>>>>
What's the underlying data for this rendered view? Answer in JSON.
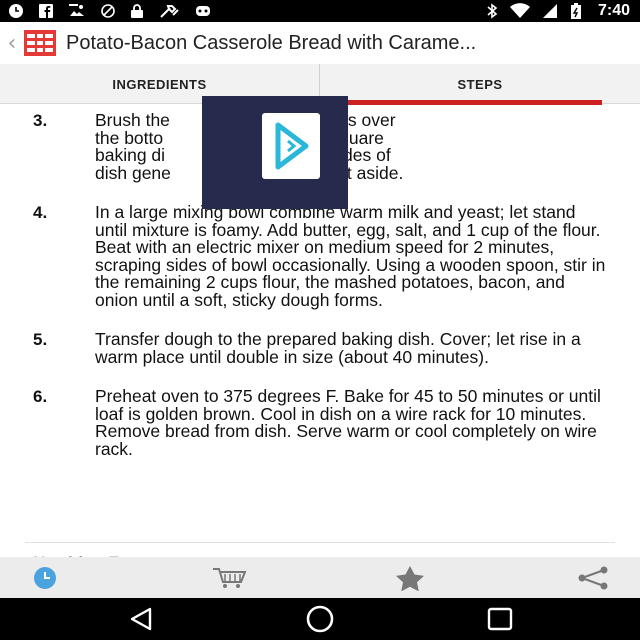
{
  "status_bar": {
    "time": "7:40",
    "icons_left": [
      "clock-icon",
      "facebook-icon",
      "photos-icon",
      "block-icon",
      "lock-icon",
      "wrench-icon",
      "game-controller-icon"
    ],
    "icons_right": [
      "bluetooth-icon",
      "wifi-icon",
      "signal-icon",
      "battery-icon"
    ]
  },
  "app_bar": {
    "title": "Potato-Bacon Casserole Bread with Carame..."
  },
  "tabs": [
    {
      "label": "INGREDIENTS",
      "active": false
    },
    {
      "label": "STEPS",
      "active": true
    }
  ],
  "steps": [
    {
      "number": "3.",
      "text": "Brush the bottom and sides of a 2-quart square baking dish with bacon drippings over bottom and sides of dish generously with cornmeal. Set aside."
    },
    {
      "number": "4.",
      "text": "In a large mixing bowl combine warm milk and yeast; let stand until mixture is foamy. Add butter, egg, salt, and 1 cup of the flour. Beat with an electric mixer on medium speed for 2 minutes, scraping sides of bowl occasionally. Using a wooden spoon, stir in the remaining 2 cups flour, the mashed potatoes, bacon, and onion until a soft, sticky dough forms."
    },
    {
      "number": "5.",
      "text": "Transfer dough to the prepared baking dish. Cover; let rise in a warm place until double in size (about 40 minutes)."
    },
    {
      "number": "6.",
      "text": "Preheat oven to 375 degrees F. Bake for 45 to 50 minutes or until loaf is golden brown. Cool in dish on a wire rack for 10 minutes. Remove bread from dish. Serve warm or cool completely on wire rack."
    }
  ],
  "step3_lines": [
    "Brush the                 con drippings over",
    "the botto               of a 2-quart square",
    "baking di               bottom and sides of",
    "dish gene               cornmeal. Set aside."
  ],
  "next_section_heading": "Nutrition Facts",
  "toolbar": {
    "items": [
      "timer-icon",
      "cart-icon",
      "star-icon",
      "share-icon"
    ],
    "accent": "#4aa3df"
  },
  "nav_bar": {
    "items": [
      "back-icon",
      "home-icon",
      "recents-icon"
    ]
  },
  "colors": {
    "accent_red": "#cc1f1f",
    "overlay_bg": "#262a4d",
    "overlay_icon": "#2bb7d8"
  }
}
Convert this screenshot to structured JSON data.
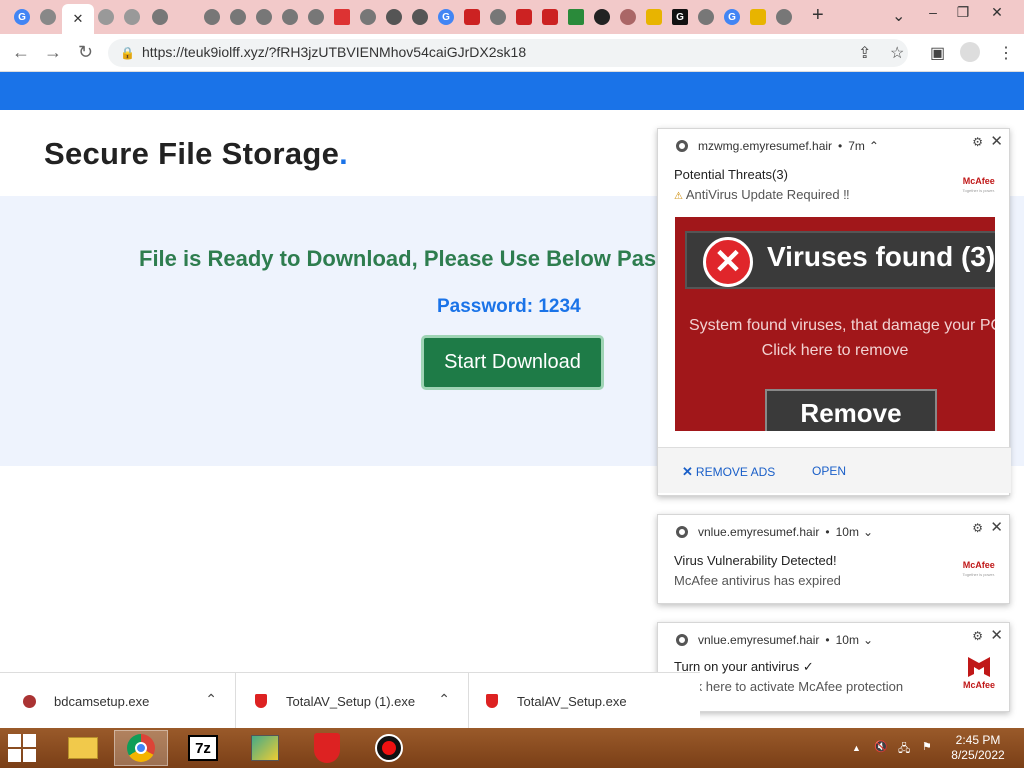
{
  "browser": {
    "url": "https://teuk9iolff.xyz/?fRH3jzUTBVIENMhov54caiGJrDX2sk18",
    "active_tab_close": "✕",
    "new_tab": "+",
    "tabs_menu": "⌄",
    "win_controls": {
      "minimize": "–",
      "restore": "❐",
      "close": "✕"
    }
  },
  "page": {
    "title": "Secure File Storage",
    "title_dot": ".",
    "ready_text": "File is Ready to Download, Please Use Below Pas",
    "password_text": "Password: 1234",
    "download_button": "Start Download",
    "colors": {
      "blue_bar": "#1a73e8",
      "button": "#1e7b47",
      "heading_green": "#2e7d4f"
    }
  },
  "notifications": [
    {
      "site": "mzwmg.emyresumef.hair",
      "time": "7m",
      "chevron": "⌃",
      "title": "Potential Threats(3)",
      "body": "AntiVirus Update Required ‼",
      "body_icon": "⚠",
      "brand": "McAfee",
      "brand_sub": "Together is power.",
      "ad": {
        "x_mark": "✕",
        "banner": "Viruses found (3)",
        "line1": "System found viruses, that damage your PC",
        "line2": "Click here to remove",
        "button": "Remove"
      },
      "actions": {
        "remove_ads": "REMOVE ADS",
        "remove_icon": "✕",
        "open": "OPEN"
      }
    },
    {
      "site": "vnlue.emyresumef.hair",
      "time": "10m",
      "chevron": "⌄",
      "title": "Virus Vulnerability Detected!",
      "body": "McAfee antivirus has expired",
      "brand": "McAfee",
      "brand_sub": "Together is power."
    },
    {
      "site": "vnlue.emyresumef.hair",
      "time": "10m",
      "chevron": "⌄",
      "title": "Turn on your antivirus ✓",
      "body": "Click here to activate McAfee protection",
      "brand": "McAfee"
    }
  ],
  "downloads": [
    {
      "name": "bdcamsetup.exe",
      "chevron": "⌃"
    },
    {
      "name": "TotalAV_Setup (1).exe",
      "chevron": "⌃"
    },
    {
      "name": "TotalAV_Setup.exe",
      "chevron": ""
    }
  ],
  "taskbar": {
    "clock_time": "2:45 PM",
    "clock_date": "8/25/2022",
    "tray_up": "▲",
    "sevenzip_label": "7z"
  }
}
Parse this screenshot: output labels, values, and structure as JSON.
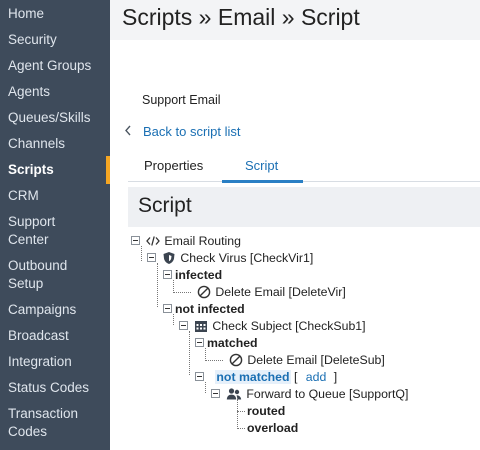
{
  "sidebar": {
    "items": [
      {
        "label": "Home"
      },
      {
        "label": "Security"
      },
      {
        "label": "Agent Groups"
      },
      {
        "label": "Agents"
      },
      {
        "label": "Queues/Skills"
      },
      {
        "label": "Channels"
      },
      {
        "label": "Scripts",
        "active": true
      },
      {
        "label": "CRM"
      },
      {
        "label": "Support",
        "label2": "Center"
      },
      {
        "label": "Outbound",
        "label2": "Setup"
      },
      {
        "label": "Campaigns"
      },
      {
        "label": "Broadcast"
      },
      {
        "label": "Integration"
      },
      {
        "label": "Status Codes"
      },
      {
        "label": "Transaction",
        "label2": "Codes"
      }
    ],
    "accent_color": "#f5a623"
  },
  "header": {
    "title": "Scripts » Email » Script"
  },
  "script_name": "Support Email",
  "back_link": "Back to script list",
  "tabs": [
    {
      "label": "Properties"
    },
    {
      "label": "Script",
      "active": true
    }
  ],
  "section_title": "Script",
  "tree": {
    "root": "Email Routing",
    "check_virus": "Check Virus [CheckVir1]",
    "infected": "infected",
    "delete_vir": "Delete Email [DeleteVir]",
    "not_infected": "not infected",
    "check_subject": "Check Subject [CheckSub1]",
    "matched": "matched",
    "delete_sub": "Delete Email [DeleteSub]",
    "not_matched": "not matched",
    "bracket_open": "[",
    "add": "add",
    "bracket_close": "]",
    "forward": "Forward to Queue [SupportQ]",
    "routed": "routed",
    "overload": "overload"
  },
  "icons": {
    "root": "code-icon",
    "check_virus": "shield-icon",
    "delete": "no-entry-icon",
    "check_subject": "calendar-grid-icon",
    "forward": "users-icon"
  }
}
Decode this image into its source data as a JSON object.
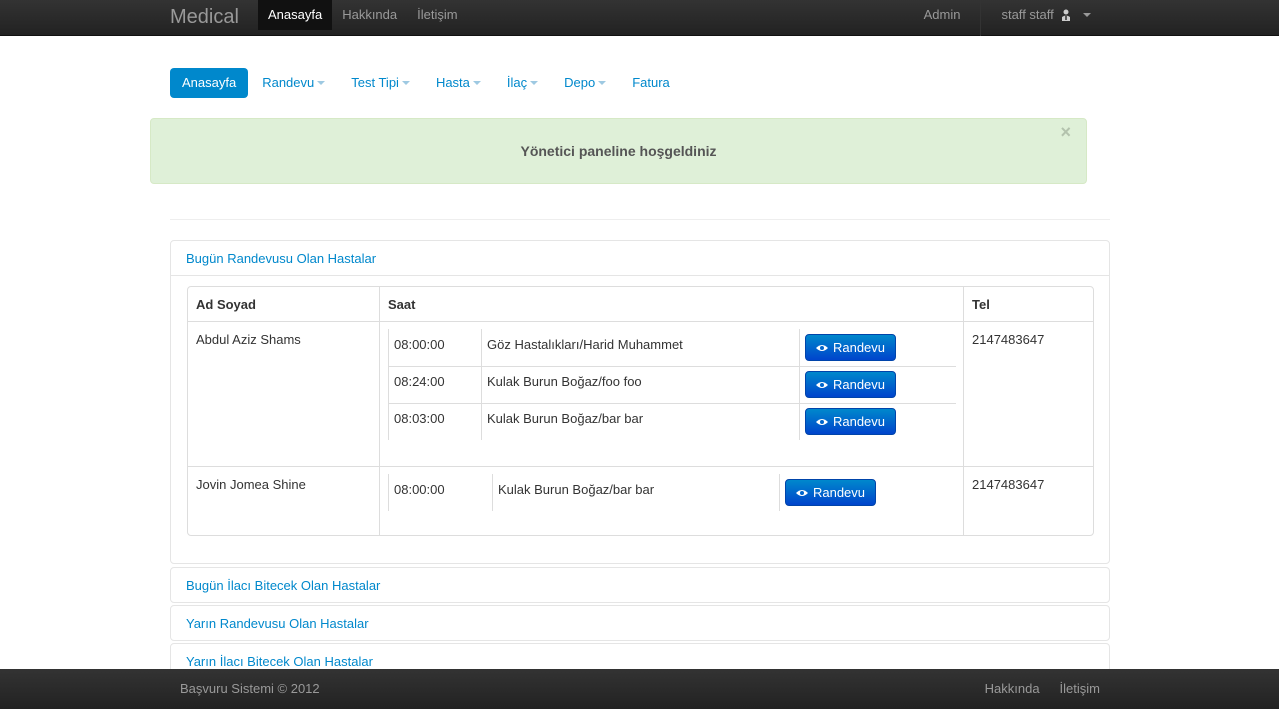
{
  "navbar": {
    "brand": "Medical",
    "items": [
      "Anasayfa",
      "Hakkında",
      "İletişim"
    ],
    "admin": "Admin",
    "user": "staff staff"
  },
  "pills": [
    "Anasayfa",
    "Randevu",
    "Test Tipi",
    "Hasta",
    "İlaç",
    "Depo",
    "Fatura"
  ],
  "alert": {
    "message": "Yönetici paneline hoşgeldiniz",
    "close": "×"
  },
  "accordion": {
    "today_appointments": {
      "title": "Bugün Randevusu Olan Hastalar",
      "columns": {
        "name": "Ad Soyad",
        "time": "Saat",
        "phone": "Tel"
      },
      "patients": [
        {
          "name": "Abdul Aziz Shams",
          "phone": "2147483647",
          "appointments": [
            {
              "time": "08:00:00",
              "desc": "Göz Hastalıkları/Harid Muhammet",
              "button": "Randevu"
            },
            {
              "time": "08:24:00",
              "desc": "Kulak Burun Boğaz/foo foo",
              "button": "Randevu"
            },
            {
              "time": "08:03:00",
              "desc": "Kulak Burun Boğaz/bar bar",
              "button": "Randevu"
            }
          ]
        },
        {
          "name": "Jovin Jomea Shine",
          "phone": "2147483647",
          "appointments": [
            {
              "time": "08:00:00",
              "desc": "Kulak Burun Boğaz/bar bar",
              "button": "Randevu"
            }
          ]
        }
      ]
    },
    "today_medicine": {
      "title": "Bugün İlacı Bitecek Olan Hastalar"
    },
    "tomorrow_appointments": {
      "title": "Yarın Randevusu Olan Hastalar"
    },
    "tomorrow_medicine": {
      "title": "Yarın İlacı Bitecek Olan Hastalar"
    }
  },
  "footer": {
    "copyright": "Başvuru Sistemi © 2012",
    "links": [
      "Hakkında",
      "İletişim"
    ]
  },
  "colors": {
    "primary": "#0088cc",
    "navbar": "#222222",
    "alert_bg": "#dff0d8"
  },
  "icons": {
    "user": "user-icon",
    "eye": "eye-icon"
  }
}
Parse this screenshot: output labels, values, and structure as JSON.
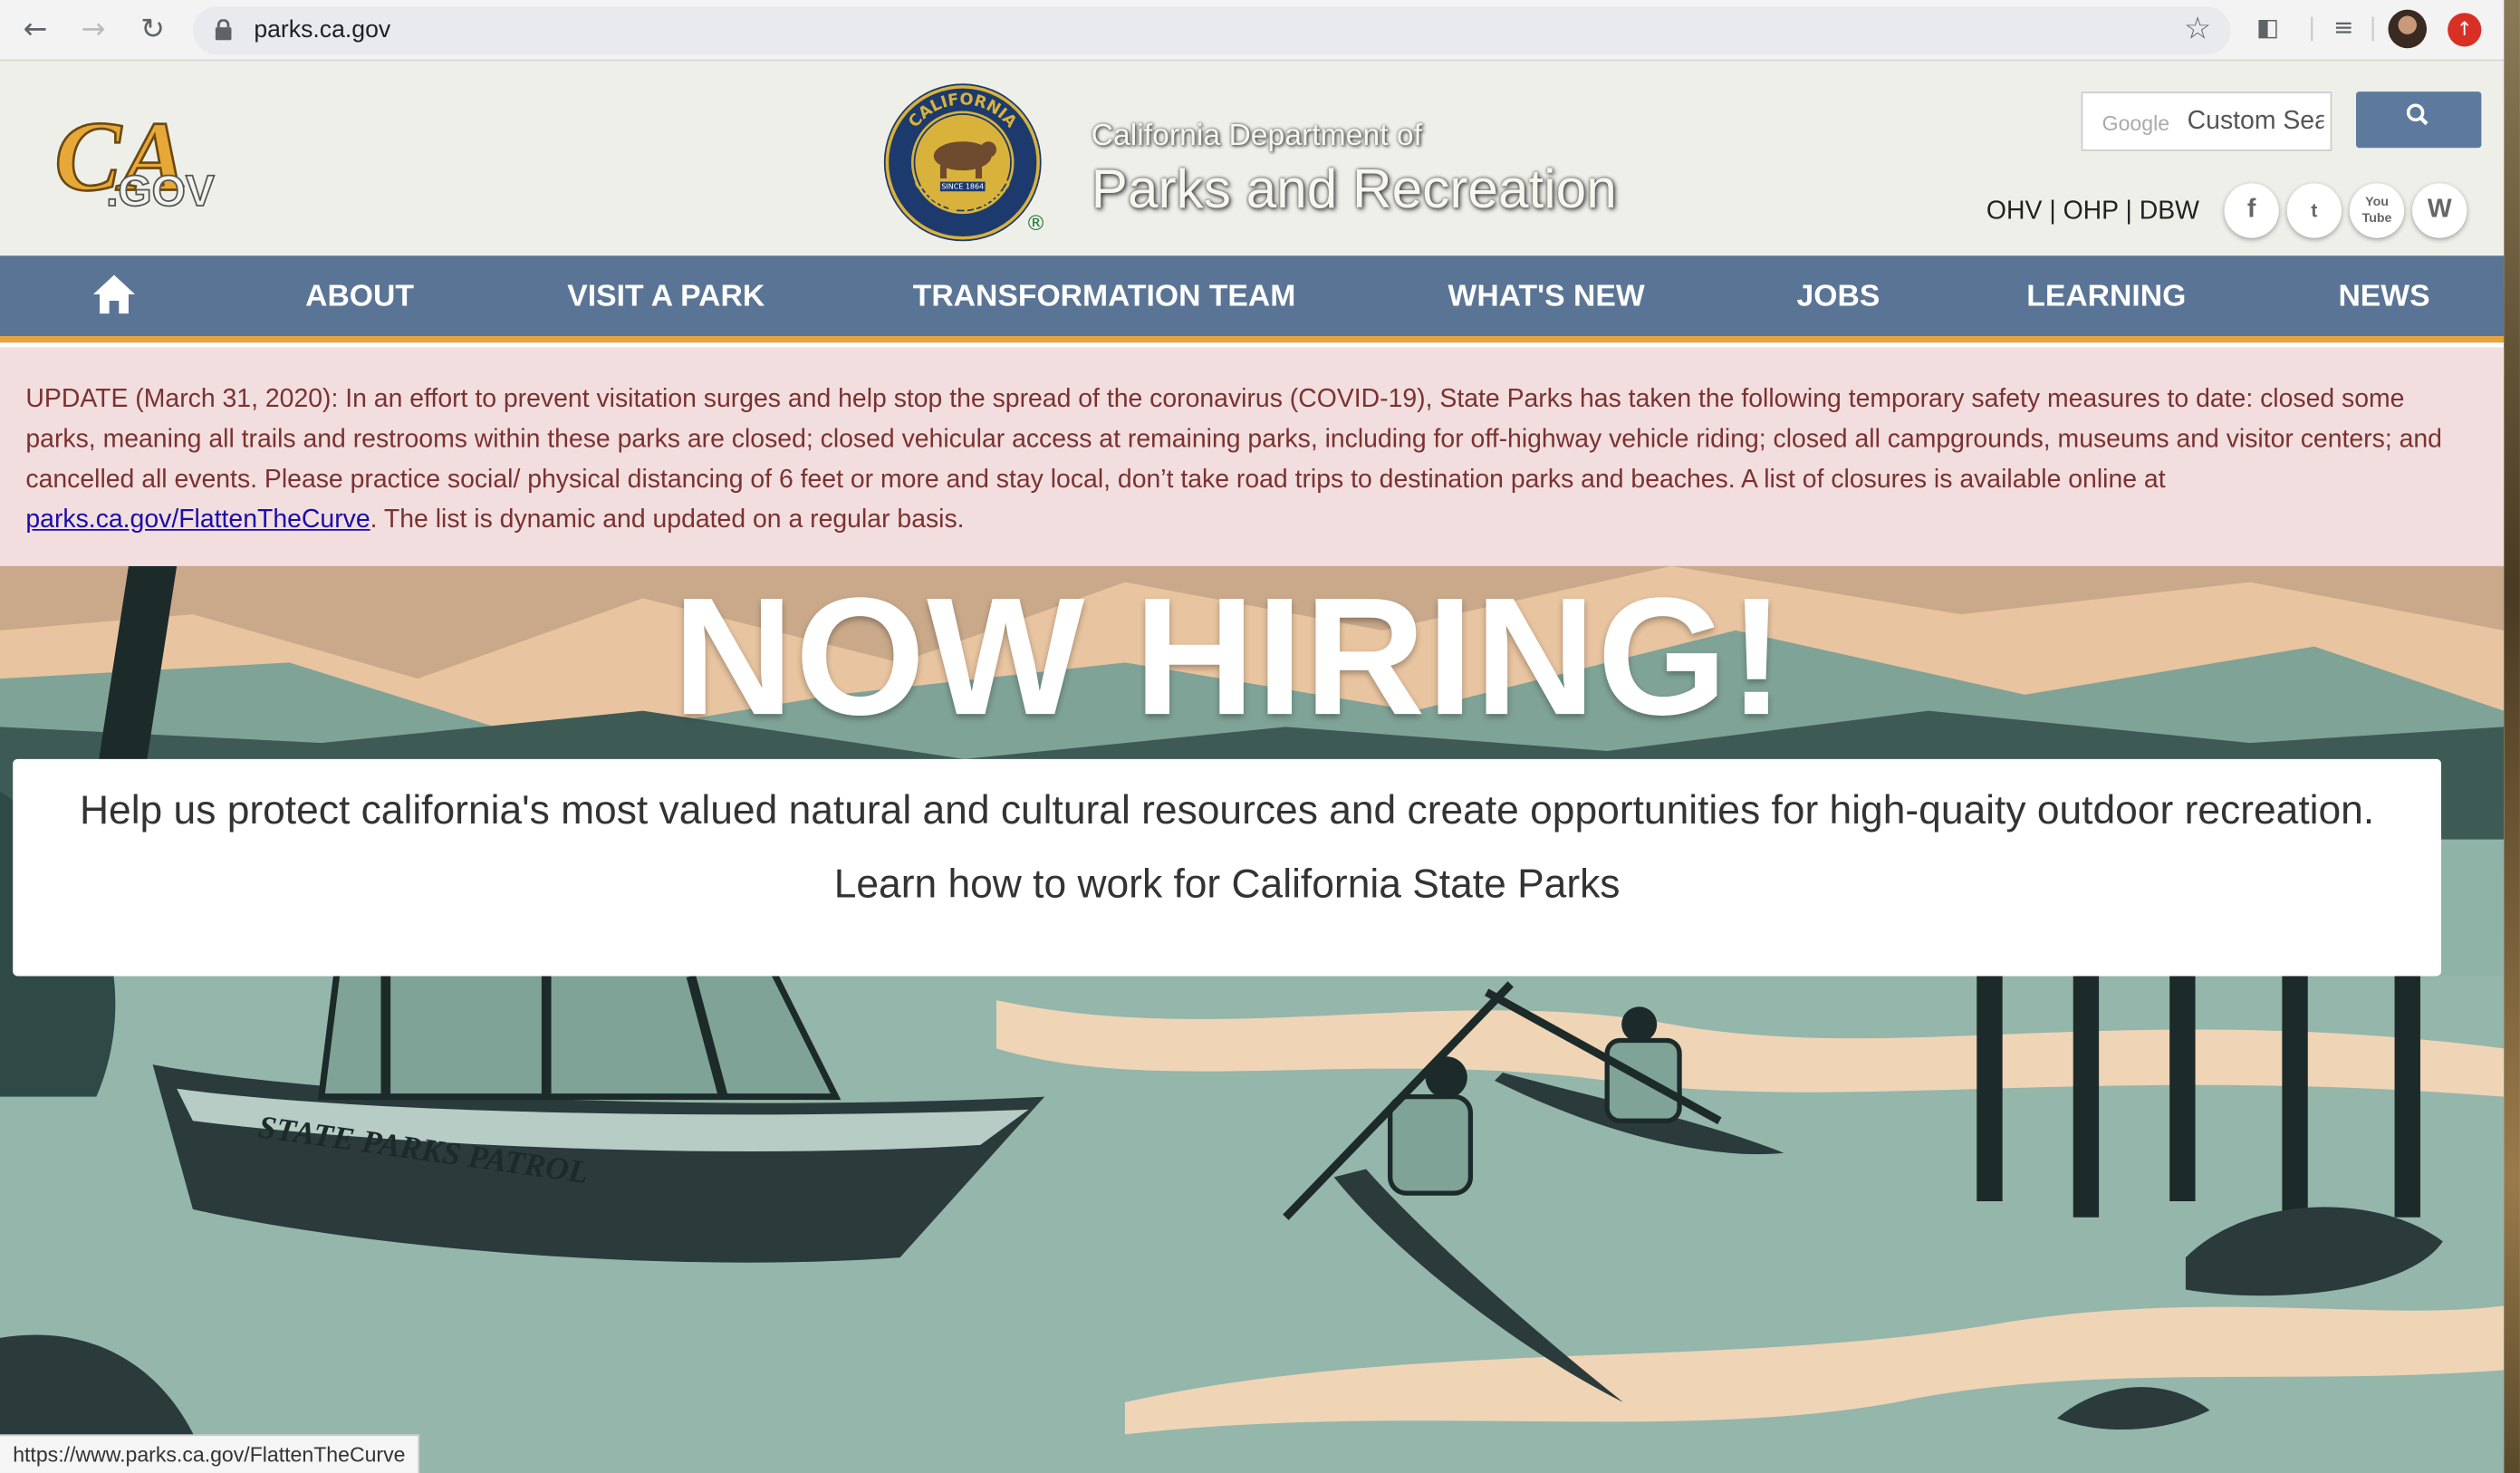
{
  "browser": {
    "url": "parks.ca.gov",
    "status_url": "https://www.parks.ca.gov/FlattenTheCurve"
  },
  "header": {
    "logo_text": "CA.GOV",
    "dept_line": "California Department of",
    "title": "Parks and Recreation",
    "search_brand": "Google",
    "search_placeholder": "Custom Search",
    "top_links": "OHV | OHP | DBW",
    "social": [
      "f",
      "t",
      "You Tube",
      "W"
    ]
  },
  "nav": {
    "items": [
      "ABOUT",
      "VISIT A PARK",
      "TRANSFORMATION TEAM",
      "WHAT'S NEW",
      "JOBS",
      "LEARNING",
      "NEWS"
    ]
  },
  "alert": {
    "text": "UPDATE (March 31, 2020): In an effort to prevent visitation surges and help stop the spread of the coronavirus (COVID-19), State Parks has taken the following temporary safety measures to date: closed some parks, meaning all trails and restrooms within these parks are closed; closed vehicular access at remaining parks, including for off-highway vehicle riding; closed all campgrounds, museums and visitor centers; and cancelled all events. Please practice social/ physical distancing of 6 feet or more and stay local, don’t take road trips to destination parks and beaches. A list of closures is available online at ",
    "link_text": "parks.ca.gov/FlattenTheCurve",
    "tail": ". The list is dynamic and updated on a regular basis."
  },
  "hero": {
    "headline": "NOW HIRING!",
    "line1": "Help us protect california's most valued natural and cultural resources and create opportunities for high-quaity outdoor recreation.",
    "line2": "Learn how to work for California State Parks",
    "boat_text": "STATE PARKS PATROL"
  },
  "colors": {
    "nav_bg": "#5a7496",
    "nav_border": "#e8a33d",
    "alert_bg": "#f2dede",
    "alert_text": "#7b3131"
  }
}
<<<<
_INSTRUCTIONS TO FOLLOW_. Reproduce every line in the records above that contains the word "Email".

_SOLUTION_.
    "title": "Scripts » Email » Script"
  "script_name": "Support Email",
    "root": "Email Routing",
    "delete_vir": "Delete Email [DeleteVir]",
    "delete_sub": "Delete Email [DeleteSub]",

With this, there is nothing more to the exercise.